> **TASK OBJECTIVE**
Return the count of lines with the string "товары" in them, and nothing else.

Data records
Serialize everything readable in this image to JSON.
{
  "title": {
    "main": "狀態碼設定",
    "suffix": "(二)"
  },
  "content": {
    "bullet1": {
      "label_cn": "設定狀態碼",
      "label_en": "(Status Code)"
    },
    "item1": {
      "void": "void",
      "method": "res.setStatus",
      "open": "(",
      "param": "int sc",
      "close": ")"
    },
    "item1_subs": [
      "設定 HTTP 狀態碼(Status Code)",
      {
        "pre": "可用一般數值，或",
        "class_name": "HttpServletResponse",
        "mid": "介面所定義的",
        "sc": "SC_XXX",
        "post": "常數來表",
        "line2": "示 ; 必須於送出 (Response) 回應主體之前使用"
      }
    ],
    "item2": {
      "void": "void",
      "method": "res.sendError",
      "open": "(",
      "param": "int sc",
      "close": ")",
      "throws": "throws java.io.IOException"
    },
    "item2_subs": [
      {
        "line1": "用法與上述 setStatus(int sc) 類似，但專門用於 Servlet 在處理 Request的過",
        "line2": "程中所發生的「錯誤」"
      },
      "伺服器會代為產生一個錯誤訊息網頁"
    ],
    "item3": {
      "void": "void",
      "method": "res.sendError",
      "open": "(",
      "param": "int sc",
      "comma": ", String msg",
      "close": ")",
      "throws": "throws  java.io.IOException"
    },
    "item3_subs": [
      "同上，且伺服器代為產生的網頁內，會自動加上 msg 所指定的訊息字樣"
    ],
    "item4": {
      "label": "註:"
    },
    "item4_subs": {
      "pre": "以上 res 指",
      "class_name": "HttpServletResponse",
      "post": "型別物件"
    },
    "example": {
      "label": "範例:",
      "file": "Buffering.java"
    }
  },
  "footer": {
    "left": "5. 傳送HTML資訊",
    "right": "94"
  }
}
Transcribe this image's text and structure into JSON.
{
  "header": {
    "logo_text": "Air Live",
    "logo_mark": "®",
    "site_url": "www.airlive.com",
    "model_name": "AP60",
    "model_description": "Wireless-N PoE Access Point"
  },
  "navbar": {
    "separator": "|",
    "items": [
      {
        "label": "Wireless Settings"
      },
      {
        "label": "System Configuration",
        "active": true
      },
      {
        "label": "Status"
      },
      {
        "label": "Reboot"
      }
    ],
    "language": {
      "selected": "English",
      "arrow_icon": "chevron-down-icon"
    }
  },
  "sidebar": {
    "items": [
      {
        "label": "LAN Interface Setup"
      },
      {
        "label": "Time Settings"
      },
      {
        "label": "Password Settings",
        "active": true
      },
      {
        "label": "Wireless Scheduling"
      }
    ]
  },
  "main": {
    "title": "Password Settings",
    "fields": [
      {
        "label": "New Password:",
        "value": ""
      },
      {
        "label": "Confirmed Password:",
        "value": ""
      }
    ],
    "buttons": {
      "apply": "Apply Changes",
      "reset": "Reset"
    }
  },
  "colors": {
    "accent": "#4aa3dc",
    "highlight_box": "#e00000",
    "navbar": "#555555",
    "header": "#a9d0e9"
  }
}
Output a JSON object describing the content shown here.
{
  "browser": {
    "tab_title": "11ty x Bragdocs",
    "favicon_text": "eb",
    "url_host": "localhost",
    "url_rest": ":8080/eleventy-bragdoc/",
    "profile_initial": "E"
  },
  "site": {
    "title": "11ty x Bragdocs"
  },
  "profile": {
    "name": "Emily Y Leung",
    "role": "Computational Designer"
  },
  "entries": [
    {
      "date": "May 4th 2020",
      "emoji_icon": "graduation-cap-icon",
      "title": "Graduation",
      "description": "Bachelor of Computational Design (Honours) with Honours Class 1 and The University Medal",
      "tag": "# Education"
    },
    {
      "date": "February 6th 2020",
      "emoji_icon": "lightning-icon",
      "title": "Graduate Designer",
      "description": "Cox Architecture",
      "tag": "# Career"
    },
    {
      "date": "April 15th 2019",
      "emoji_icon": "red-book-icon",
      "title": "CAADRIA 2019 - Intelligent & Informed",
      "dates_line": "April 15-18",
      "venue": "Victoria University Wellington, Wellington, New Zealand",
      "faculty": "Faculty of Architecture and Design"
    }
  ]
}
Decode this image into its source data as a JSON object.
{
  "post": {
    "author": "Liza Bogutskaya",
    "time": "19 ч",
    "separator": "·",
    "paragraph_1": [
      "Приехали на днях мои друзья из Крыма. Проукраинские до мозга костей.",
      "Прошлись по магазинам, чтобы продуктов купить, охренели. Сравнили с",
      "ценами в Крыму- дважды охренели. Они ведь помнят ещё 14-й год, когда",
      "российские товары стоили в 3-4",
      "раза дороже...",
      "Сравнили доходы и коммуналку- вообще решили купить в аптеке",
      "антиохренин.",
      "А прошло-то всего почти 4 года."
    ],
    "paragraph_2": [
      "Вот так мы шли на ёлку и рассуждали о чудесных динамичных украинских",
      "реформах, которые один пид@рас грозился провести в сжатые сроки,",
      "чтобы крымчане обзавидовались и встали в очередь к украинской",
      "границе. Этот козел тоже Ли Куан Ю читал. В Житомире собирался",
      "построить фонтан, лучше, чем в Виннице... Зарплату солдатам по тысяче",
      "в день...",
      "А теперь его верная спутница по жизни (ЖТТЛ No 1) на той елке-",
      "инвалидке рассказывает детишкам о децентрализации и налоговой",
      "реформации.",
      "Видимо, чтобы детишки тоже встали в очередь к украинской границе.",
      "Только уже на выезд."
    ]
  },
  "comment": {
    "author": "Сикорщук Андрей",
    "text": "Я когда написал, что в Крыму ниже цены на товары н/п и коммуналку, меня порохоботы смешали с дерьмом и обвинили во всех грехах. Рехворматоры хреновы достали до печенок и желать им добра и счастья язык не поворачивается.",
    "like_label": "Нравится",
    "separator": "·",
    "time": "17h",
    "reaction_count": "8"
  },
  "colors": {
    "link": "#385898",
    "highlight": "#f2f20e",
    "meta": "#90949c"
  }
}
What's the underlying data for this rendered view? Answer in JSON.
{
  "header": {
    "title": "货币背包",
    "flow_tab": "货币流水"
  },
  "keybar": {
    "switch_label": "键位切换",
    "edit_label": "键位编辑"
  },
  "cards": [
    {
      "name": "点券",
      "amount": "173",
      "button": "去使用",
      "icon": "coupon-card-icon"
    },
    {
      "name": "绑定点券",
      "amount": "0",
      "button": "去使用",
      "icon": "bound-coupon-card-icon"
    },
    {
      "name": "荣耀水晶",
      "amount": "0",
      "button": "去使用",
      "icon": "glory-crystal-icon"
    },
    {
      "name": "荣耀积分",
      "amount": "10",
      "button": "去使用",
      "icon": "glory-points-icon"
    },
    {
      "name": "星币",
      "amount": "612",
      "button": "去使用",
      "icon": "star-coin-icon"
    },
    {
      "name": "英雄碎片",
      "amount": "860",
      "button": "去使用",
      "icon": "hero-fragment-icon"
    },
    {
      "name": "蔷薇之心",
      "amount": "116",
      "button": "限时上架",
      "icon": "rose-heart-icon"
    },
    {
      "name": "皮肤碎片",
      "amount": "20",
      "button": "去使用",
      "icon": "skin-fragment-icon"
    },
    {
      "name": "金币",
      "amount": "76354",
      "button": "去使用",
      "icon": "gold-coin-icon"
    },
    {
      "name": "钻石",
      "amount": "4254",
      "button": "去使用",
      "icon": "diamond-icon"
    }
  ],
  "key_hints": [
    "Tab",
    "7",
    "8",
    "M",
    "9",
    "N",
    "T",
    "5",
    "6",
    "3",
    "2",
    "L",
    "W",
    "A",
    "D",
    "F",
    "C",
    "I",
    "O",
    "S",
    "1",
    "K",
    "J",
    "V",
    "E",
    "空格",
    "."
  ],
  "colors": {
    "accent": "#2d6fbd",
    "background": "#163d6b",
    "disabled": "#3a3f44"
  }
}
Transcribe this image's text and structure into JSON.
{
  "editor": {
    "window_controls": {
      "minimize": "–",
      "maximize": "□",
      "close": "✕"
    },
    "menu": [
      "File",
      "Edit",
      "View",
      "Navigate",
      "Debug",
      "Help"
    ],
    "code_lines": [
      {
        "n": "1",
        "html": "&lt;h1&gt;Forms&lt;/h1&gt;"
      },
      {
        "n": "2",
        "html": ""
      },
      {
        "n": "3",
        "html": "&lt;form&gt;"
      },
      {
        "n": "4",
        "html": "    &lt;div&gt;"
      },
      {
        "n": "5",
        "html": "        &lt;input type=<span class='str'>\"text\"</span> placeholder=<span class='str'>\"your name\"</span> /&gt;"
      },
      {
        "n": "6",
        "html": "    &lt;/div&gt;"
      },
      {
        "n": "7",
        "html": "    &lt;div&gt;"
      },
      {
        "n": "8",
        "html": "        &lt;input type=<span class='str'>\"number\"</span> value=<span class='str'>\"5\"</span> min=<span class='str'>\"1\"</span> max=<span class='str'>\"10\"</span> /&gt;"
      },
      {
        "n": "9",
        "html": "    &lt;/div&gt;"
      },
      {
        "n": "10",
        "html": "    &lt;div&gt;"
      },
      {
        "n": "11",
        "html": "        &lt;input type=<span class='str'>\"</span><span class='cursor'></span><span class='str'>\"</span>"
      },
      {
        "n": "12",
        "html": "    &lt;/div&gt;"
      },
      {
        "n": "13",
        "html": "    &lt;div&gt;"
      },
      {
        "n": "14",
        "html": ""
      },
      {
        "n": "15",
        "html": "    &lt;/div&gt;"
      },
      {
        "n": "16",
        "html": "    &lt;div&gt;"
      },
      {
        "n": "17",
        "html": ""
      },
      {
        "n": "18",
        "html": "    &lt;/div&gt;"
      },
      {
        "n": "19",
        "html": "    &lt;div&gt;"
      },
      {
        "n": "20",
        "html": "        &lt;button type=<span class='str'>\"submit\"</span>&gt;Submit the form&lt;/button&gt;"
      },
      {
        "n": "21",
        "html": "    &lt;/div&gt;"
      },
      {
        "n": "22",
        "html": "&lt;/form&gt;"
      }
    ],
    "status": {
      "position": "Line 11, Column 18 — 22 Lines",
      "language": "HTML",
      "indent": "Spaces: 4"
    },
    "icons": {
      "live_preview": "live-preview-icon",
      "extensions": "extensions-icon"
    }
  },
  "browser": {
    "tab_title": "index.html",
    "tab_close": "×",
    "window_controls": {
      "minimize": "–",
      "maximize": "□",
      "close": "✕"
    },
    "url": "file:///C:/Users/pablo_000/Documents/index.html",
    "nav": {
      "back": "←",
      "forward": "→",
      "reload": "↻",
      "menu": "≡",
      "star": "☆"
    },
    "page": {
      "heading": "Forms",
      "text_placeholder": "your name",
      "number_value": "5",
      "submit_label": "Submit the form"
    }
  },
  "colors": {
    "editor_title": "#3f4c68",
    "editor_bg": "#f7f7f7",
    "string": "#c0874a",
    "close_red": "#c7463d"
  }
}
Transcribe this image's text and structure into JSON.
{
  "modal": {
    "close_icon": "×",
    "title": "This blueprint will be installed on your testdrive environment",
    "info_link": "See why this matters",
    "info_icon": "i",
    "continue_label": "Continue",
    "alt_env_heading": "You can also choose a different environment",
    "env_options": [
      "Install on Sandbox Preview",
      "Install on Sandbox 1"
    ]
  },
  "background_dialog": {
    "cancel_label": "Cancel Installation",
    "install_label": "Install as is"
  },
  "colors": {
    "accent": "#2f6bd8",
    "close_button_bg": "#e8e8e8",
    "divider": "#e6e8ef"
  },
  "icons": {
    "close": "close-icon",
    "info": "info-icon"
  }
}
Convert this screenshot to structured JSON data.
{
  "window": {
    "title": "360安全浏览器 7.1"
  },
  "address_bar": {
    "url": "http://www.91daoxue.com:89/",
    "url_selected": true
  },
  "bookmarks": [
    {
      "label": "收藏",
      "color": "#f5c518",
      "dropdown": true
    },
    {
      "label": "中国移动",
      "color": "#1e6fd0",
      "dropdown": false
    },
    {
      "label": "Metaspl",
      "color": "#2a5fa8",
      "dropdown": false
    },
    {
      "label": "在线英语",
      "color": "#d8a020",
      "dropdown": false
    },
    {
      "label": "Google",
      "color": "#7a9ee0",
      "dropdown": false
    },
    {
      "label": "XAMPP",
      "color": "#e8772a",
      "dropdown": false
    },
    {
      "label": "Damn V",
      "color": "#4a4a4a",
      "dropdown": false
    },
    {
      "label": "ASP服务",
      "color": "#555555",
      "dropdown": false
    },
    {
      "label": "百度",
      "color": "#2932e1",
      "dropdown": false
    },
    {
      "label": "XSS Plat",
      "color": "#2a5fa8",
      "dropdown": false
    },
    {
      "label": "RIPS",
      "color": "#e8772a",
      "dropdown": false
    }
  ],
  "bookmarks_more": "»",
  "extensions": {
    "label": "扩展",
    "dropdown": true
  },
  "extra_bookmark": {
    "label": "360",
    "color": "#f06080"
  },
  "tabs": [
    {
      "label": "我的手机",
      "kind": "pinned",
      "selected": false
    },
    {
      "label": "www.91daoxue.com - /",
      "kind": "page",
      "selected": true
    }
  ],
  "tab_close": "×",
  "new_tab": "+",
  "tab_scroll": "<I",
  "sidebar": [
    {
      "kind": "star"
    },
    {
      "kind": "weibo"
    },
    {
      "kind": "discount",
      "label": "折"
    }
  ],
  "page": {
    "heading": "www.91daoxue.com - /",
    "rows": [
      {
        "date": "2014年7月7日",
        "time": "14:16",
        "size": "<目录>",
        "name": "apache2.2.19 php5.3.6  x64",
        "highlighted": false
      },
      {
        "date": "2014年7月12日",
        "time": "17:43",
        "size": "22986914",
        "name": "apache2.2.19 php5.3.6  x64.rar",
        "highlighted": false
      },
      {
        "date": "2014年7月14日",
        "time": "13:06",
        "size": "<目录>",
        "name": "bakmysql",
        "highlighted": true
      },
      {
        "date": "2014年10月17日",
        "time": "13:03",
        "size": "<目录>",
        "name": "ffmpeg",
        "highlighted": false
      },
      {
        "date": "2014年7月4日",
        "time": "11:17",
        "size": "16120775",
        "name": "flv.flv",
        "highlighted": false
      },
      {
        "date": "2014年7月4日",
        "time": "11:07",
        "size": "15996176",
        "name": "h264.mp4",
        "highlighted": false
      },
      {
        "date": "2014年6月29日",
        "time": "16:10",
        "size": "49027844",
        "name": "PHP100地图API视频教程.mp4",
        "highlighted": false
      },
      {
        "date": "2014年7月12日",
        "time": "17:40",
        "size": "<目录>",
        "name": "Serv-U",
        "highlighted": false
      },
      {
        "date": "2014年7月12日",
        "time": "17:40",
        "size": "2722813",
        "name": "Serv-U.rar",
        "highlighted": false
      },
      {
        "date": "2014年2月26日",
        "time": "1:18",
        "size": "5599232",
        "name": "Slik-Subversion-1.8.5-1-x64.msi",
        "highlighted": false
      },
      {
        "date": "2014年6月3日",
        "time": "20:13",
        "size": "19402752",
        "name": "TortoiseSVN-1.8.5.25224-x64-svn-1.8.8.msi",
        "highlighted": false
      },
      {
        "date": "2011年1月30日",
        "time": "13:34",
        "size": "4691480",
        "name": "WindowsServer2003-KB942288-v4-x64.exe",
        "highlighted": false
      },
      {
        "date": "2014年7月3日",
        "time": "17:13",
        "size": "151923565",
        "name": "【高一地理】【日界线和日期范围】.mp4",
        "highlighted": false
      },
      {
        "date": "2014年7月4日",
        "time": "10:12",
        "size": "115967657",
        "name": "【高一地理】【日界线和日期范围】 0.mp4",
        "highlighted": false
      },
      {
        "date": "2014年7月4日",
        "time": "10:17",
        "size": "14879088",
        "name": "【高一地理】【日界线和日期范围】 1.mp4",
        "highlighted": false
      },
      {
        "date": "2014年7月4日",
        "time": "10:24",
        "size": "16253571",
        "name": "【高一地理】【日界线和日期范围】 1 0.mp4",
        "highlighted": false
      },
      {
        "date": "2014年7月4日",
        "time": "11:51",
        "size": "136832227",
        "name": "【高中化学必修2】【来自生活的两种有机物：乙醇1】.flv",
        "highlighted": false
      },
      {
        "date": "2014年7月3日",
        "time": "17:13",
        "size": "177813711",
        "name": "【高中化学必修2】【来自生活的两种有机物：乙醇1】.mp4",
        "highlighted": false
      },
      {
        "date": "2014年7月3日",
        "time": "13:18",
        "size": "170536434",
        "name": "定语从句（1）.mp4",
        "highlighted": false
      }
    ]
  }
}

> **TASK OUTPUT**
2